Every line below that contains "Outstanding" is to be copied.

** START Records for this exercise **

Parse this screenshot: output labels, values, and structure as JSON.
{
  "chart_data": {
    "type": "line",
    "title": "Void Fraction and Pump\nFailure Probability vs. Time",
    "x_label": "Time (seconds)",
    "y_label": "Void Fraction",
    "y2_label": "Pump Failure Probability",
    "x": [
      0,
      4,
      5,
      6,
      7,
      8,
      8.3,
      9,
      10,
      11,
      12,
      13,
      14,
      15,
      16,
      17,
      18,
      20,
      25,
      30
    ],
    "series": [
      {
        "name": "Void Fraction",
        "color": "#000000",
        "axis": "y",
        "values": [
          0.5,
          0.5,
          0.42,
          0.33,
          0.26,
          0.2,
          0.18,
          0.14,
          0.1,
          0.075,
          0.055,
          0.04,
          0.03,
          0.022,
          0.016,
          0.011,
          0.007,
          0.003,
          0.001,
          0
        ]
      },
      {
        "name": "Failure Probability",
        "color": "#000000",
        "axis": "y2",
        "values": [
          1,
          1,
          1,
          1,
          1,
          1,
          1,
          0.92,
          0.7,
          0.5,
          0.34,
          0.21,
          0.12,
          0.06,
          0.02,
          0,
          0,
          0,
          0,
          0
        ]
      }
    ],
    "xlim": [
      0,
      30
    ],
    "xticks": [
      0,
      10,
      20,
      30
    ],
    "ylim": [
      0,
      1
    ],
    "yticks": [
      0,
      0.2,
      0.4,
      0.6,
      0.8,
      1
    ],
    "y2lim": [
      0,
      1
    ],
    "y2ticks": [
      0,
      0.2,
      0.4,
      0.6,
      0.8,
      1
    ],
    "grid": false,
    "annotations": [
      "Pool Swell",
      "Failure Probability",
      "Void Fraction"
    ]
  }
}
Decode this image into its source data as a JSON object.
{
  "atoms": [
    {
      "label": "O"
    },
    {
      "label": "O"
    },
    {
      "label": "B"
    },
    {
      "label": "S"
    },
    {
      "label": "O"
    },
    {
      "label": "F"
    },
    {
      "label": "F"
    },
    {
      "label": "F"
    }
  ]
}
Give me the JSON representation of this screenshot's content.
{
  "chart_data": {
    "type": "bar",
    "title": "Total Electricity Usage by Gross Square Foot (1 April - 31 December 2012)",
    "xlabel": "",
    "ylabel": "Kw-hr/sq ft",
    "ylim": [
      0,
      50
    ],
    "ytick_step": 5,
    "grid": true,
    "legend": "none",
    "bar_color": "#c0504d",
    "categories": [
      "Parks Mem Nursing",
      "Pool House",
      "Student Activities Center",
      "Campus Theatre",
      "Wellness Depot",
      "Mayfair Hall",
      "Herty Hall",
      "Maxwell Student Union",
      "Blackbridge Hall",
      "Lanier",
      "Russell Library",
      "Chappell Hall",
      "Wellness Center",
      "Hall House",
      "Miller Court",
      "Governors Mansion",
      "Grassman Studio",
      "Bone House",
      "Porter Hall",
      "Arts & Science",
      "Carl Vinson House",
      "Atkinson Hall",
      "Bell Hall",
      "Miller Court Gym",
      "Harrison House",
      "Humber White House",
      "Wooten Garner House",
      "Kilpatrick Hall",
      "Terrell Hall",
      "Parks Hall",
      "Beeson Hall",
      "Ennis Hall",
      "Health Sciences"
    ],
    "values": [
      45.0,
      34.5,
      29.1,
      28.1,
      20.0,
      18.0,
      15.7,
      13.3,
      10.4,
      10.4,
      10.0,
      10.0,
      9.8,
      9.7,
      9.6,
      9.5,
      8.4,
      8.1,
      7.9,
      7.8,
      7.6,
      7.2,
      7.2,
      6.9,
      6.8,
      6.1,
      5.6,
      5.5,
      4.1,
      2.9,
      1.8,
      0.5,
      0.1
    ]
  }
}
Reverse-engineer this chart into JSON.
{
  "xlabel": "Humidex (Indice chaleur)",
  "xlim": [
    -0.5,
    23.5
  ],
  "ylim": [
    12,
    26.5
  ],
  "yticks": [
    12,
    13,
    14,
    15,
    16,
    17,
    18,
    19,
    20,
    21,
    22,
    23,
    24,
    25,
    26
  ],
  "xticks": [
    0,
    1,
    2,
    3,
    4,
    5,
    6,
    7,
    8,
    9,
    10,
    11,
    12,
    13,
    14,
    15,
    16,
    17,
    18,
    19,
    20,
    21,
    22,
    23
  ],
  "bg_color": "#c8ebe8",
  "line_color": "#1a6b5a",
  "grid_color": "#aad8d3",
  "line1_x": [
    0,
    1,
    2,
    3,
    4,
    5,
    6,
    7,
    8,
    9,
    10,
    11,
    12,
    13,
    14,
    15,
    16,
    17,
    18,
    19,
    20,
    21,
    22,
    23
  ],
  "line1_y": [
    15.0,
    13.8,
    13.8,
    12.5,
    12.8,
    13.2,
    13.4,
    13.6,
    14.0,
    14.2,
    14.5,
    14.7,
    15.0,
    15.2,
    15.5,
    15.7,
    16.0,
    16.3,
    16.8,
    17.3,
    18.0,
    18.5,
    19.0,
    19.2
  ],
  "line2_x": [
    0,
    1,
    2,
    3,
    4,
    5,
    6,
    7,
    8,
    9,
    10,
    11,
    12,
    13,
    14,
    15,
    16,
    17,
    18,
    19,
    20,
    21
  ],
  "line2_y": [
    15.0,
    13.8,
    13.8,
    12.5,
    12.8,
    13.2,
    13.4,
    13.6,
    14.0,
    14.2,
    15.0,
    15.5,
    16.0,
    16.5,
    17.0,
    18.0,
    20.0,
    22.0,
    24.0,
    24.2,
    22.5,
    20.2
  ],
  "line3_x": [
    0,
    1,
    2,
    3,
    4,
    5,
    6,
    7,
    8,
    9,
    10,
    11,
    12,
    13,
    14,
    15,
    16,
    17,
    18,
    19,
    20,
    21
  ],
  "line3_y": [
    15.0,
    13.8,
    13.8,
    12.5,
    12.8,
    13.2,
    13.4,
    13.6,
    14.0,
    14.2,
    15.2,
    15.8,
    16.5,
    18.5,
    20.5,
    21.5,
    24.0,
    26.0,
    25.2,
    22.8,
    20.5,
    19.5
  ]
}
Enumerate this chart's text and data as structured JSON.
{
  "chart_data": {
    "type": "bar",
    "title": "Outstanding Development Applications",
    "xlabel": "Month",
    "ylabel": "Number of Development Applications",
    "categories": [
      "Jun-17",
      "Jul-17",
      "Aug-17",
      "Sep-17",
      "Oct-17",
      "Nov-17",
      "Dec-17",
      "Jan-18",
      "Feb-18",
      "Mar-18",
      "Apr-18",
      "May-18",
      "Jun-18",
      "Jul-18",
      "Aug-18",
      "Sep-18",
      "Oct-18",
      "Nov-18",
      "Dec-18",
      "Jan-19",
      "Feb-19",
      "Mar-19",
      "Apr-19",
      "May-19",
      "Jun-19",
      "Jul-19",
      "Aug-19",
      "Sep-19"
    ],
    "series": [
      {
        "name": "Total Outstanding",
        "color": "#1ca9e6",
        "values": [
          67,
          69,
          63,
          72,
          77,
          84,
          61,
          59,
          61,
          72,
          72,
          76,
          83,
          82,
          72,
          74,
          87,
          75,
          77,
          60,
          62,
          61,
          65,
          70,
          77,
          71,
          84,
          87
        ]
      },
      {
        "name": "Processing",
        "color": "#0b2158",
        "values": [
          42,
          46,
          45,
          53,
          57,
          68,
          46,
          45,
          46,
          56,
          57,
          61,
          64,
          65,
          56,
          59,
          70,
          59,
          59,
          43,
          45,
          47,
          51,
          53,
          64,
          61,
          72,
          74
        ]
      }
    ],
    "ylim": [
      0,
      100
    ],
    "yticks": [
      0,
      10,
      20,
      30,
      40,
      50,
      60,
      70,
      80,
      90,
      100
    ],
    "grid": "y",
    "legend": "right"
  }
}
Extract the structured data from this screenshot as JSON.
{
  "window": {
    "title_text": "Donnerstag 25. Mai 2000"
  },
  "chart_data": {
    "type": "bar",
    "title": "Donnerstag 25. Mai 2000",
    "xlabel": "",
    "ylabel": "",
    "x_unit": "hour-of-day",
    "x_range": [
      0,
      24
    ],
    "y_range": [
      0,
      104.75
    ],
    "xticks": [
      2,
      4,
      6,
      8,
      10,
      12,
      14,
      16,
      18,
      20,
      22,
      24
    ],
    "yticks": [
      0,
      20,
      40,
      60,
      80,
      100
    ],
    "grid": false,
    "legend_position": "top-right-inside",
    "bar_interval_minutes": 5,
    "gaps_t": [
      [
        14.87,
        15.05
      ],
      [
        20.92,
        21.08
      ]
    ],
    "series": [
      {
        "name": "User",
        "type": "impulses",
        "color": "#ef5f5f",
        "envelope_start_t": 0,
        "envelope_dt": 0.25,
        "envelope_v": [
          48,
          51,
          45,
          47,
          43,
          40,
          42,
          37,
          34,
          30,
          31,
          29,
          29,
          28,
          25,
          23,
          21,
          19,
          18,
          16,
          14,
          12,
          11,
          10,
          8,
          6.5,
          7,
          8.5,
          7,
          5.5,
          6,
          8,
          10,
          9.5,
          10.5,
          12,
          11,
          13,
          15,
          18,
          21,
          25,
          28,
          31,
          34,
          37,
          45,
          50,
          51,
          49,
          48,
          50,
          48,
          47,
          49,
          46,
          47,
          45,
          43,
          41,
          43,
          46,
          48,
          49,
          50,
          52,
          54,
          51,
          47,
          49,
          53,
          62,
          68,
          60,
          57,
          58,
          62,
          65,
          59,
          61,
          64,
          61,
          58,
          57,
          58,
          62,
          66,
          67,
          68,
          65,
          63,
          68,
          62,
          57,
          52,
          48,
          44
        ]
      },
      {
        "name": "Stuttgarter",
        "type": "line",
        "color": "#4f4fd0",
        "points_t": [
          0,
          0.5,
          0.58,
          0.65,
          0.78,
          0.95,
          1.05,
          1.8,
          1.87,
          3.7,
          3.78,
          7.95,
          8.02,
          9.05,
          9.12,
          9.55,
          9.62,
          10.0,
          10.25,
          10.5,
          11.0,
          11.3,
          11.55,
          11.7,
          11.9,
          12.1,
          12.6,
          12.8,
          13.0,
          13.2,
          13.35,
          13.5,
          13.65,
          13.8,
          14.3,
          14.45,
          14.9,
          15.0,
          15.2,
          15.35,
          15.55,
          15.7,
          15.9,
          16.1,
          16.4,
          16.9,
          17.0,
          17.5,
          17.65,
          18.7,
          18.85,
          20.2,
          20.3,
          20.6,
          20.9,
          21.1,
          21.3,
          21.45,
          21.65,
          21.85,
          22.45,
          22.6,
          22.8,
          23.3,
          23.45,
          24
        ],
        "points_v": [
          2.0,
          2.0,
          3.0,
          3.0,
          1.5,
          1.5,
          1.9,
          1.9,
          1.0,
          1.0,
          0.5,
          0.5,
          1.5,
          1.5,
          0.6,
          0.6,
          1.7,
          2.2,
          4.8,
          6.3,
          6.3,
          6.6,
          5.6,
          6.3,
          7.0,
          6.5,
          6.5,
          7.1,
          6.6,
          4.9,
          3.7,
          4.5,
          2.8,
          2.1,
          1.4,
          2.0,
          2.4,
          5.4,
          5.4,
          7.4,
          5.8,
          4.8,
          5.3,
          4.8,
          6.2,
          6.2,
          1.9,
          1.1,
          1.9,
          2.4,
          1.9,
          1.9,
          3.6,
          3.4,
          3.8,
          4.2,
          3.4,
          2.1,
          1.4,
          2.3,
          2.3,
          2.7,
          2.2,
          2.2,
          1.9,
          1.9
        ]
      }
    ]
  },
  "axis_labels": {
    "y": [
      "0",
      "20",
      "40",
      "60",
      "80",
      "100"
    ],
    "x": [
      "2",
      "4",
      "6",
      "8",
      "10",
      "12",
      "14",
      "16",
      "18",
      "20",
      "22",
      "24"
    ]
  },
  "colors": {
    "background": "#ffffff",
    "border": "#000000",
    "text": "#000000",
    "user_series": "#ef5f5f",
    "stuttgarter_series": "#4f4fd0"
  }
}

** END Records for this exercise **

### Task solution
    "title": "Outstanding Development Applications",
        "name": "Total Outstanding",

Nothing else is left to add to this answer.